Exercise input —
┌──

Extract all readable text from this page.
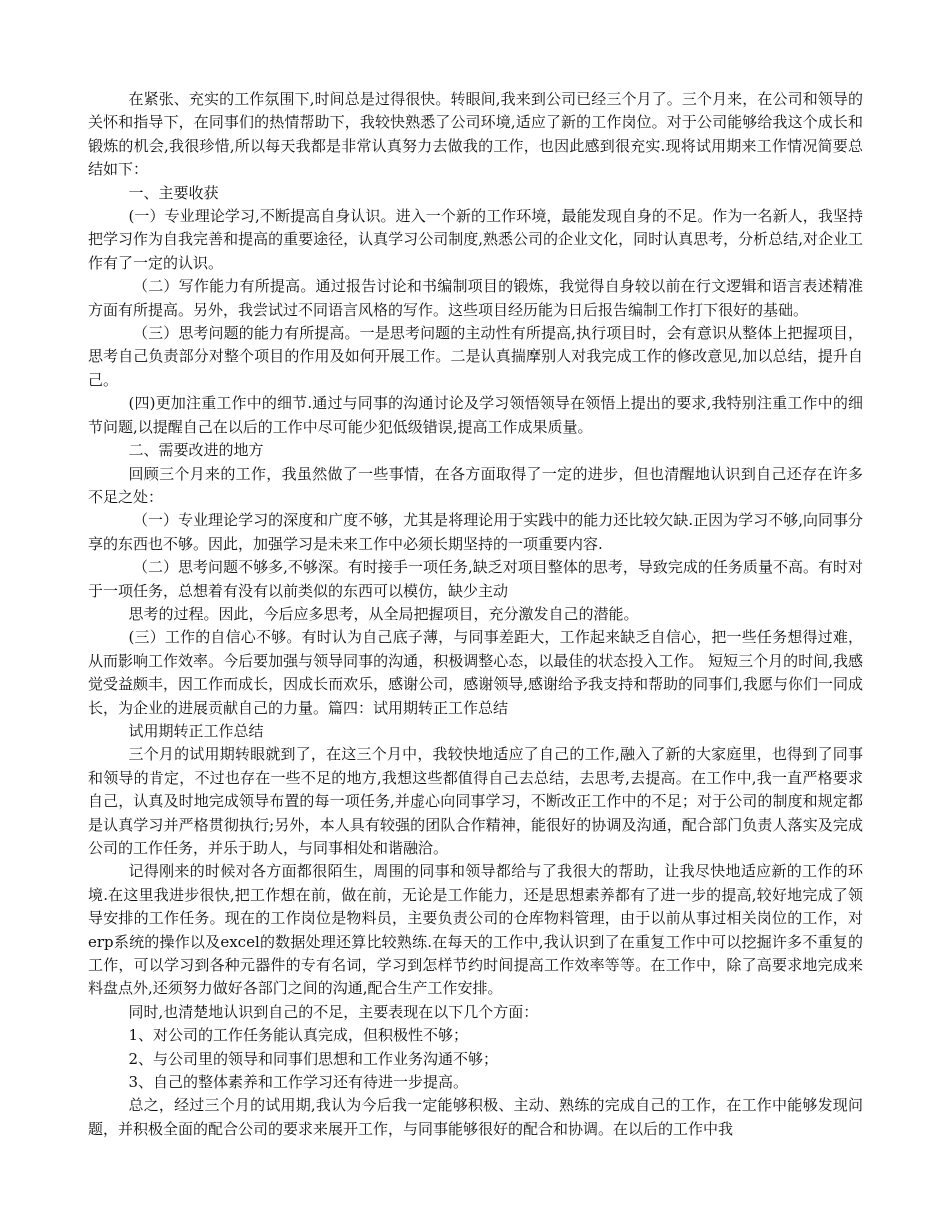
在紧张、充实的工作氛围下,时间总是过得很快。转眼间,我来到公司已经三个月了。三个月来，在公司和领导的关怀和指导下，在同事们的热情帮助下，我较快熟悉了公司环境,适应了新的工作岗位。对于公司能够给我这个成长和锻炼的机会,我很珍惜,所以每天我都是非常认真努力去做我的工作，也因此感到很充实.现将试用期来工作情况简要总结如下：

一、主要收获

(一）专业理论学习,不断提高自身认识。进入一个新的工作环境，最能发现自身的不足。作为一名新人，我坚持把学习作为自我完善和提高的重要途径，认真学习公司制度,熟悉公司的企业文化，同时认真思考，分析总结,对企业工作有了一定的认识。

（二）写作能力有所提高。通过报告讨论和书编制项目的锻炼，我觉得自身较以前在行文逻辑和语言表述精准方面有所提高。另外，我尝试过不同语言风格的写作。这些项目经历能为日后报告编制工作打下很好的基础。

（三）思考问题的能力有所提高。一是思考问题的主动性有所提高,执行项目时，会有意识从整体上把握项目，思考自己负责部分对整个项目的作用及如何开展工作。二是认真揣摩别人对我完成工作的修改意见,加以总结，提升自己。

(四)更加注重工作中的细节.通过与同事的沟通讨论及学习领悟领导在领悟上提出的要求,我特别注重工作中的细节问题,以提醒自己在以后的工作中尽可能少犯低级错误,提高工作成果质量。

二、需要改进的地方

回顾三个月来的工作，我虽然做了一些事情，在各方面取得了一定的进步，但也清醒地认识到自己还存在许多不足之处：

（一）专业理论学习的深度和广度不够，尤其是将理论用于实践中的能力还比较欠缺.正因为学习不够,向同事分享的东西也不够。因此，加强学习是未来工作中必须长期坚持的一项重要内容.

（二）思考问题不够多,不够深。有时接手一项任务,缺乏对项目整体的思考，导致完成的任务质量不高。有时对于一项任务，总想着有没有以前类似的东西可以模仿，缺少主动

思考的过程。因此，今后应多思考，从全局把握项目，充分激发自己的潜能。

(三）工作的自信心不够。有时认为自己底子薄，与同事差距大，工作起来缺乏自信心，把一些任务想得过难，从而影响工作效率。今后要加强与领导同事的沟通，积极调整心态，以最佳的状态投入工作。 短短三个月的时间,我感觉受益颇丰，因工作而成长，因成长而欢乐，感谢公司，感谢领导,感谢给予我支持和帮助的同事们,我愿与你们一同成长，为企业的进展贡献自己的力量。篇四：试用期转正工作总结

试用期转正工作总结

三个月的试用期转眼就到了，在这三个月中，我较快地适应了自己的工作,融入了新的大家庭里，也得到了同事和领导的肯定，不过也存在一些不足的地方,我想这些都值得自己去总结，去思考,去提高。在工作中,我一直严格要求自己，认真及时地完成领导布置的每一项任务,并虚心向同事学习，不断改正工作中的不足；对于公司的制度和规定都是认真学习并严格贯彻执行;另外，本人具有较强的团队合作精神，能很好的协调及沟通，配合部门负责人落实及完成公司的工作任务，并乐于助人，与同事相处和谐融洽。

记得刚来的时候对各方面都很陌生，周围的同事和领导都给与了我很大的帮助，让我尽快地适应新的工作的环境.在这里我进步很快,把工作想在前，做在前，无论是工作能力，还是思想素养都有了进一步的提高,较好地完成了领导安排的工作任务。现在的工作岗位是物料员，主要负责公司的仓库物料管理，由于以前从事过相关岗位的工作，对erp系统的操作以及excel的数据处理还算比较熟练.在每天的工作中,我认识到了在重复工作中可以挖掘许多不重复的工作，可以学习到各种元器件的专有名词，学习到怎样节约时间提高工作效率等等。在工作中，除了高要求地完成来料盘点外,还须努力做好各部门之间的沟通,配合生产工作安排。

同时,也清楚地认识到自己的不足，主要表现在以下几个方面：

1、对公司的工作任务能认真完成，但积极性不够；

2、与公司里的领导和同事们思想和工作业务沟通不够；

3、自己的整体素养和工作学习还有待进一步提高。

总之，经过三个月的试用期,我认为今后我一定能够积极、主动、熟练的完成自己的工作，在工作中能够发现问题，并积极全面的配合公司的要求来展开工作，与同事能够很好的配合和协调。在以后的工作中我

└──

Aim —
Copy every line of the records above that contains "试用期转正工作总结".

The answer —
(三）工作的自信心不够。有时认为自己底子薄，与同事差距大，工作起来缺乏自信心，把一些任务想得过难，从而影响工作效率。今后要加强与领导同事的沟通，积极调整心态，以最佳的状态投入工作。 短短三个月的时间,我感觉受益颇丰，因工作而成长，因成长而欢乐，感谢公司，感谢领导,感谢给予我支持和帮助的同事们,我愿与你们一同成长，为企业的进展贡献自己的力量。篇四：试用期转正工作总结
试用期转正工作总结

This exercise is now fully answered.